→ Problem to solve: Give the records again from the start through the line with "The panel 1 is at (667, 1058).", changing "housing" to "casing" and keeping everything else the same.

→ Task material:
━━━━

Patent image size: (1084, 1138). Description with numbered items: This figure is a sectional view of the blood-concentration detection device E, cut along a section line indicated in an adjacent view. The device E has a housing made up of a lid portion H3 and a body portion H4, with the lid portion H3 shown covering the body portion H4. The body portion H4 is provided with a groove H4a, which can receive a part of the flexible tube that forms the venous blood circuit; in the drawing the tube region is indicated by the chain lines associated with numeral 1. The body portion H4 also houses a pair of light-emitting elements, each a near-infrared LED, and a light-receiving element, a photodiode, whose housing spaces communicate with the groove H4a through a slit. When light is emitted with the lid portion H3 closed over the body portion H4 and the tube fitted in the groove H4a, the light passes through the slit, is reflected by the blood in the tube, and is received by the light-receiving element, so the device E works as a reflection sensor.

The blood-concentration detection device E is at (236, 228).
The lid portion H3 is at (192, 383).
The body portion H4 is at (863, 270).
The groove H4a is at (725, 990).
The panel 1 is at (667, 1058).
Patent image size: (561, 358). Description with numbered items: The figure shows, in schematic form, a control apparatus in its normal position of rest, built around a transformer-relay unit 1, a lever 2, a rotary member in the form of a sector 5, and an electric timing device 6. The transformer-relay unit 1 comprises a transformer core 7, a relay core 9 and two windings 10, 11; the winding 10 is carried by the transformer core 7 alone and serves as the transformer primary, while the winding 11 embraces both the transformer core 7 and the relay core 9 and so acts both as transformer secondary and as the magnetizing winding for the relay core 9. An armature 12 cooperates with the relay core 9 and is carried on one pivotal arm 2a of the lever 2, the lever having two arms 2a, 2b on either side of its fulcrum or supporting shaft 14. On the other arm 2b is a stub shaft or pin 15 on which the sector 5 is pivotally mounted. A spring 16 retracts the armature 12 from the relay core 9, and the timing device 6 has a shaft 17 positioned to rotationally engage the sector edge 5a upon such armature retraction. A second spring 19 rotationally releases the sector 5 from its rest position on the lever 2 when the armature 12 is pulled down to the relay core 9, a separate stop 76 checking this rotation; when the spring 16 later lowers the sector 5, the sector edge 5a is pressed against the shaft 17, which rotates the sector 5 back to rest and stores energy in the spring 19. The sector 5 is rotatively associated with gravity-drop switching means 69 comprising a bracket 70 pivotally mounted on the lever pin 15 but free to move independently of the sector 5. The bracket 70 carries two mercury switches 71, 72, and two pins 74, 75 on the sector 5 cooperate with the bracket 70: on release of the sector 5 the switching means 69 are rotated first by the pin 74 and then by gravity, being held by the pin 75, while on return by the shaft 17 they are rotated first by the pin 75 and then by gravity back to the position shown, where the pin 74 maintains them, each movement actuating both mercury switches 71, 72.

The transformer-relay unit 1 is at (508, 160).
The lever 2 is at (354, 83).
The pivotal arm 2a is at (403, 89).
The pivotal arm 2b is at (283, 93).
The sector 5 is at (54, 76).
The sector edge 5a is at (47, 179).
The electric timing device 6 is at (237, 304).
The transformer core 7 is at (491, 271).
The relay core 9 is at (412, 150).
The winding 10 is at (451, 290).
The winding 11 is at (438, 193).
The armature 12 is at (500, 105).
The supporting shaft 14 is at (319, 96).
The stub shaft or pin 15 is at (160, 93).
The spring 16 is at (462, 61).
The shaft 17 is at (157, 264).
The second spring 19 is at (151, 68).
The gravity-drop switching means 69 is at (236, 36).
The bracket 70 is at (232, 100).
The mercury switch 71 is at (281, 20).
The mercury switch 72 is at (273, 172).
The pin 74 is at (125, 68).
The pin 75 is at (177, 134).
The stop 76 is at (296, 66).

━━━━

→ Result for this task:
Patent image size: (1084, 1138). Description with numbered items: This figure is a sectional view of the blood-concentration detection device E, cut along a section line indicated in an adjacent view. The device E has a casing made up of a lid portion H3 and a body portion H4, with the lid portion H3 shown covering the body portion H4. The body portion H4 is provided with a groove H4a, which can receive a part of the flexible tube that forms the venous blood circuit; in the drawing the tube region is indicated by the chain lines associated with numeral 1. The body portion H4 also houses a pair of light-emitting elements, each a near-infrared LED, and a light-receiving element, a photodiode, whose casing spaces communicate with the groove H4a through a slit. When light is emitted with the lid portion H3 closed over the body portion H4 and the tube fitted in the groove H4a, the light passes through the slit, is reflected by the blood in the tube, and is received by the light-receiving element, so the device E works as a reflection sensor.

The blood-concentration detection device E is at (236, 228).
The lid portion H3 is at (192, 383).
The body portion H4 is at (863, 270).
The groove H4a is at (725, 990).
The panel 1 is at (667, 1058).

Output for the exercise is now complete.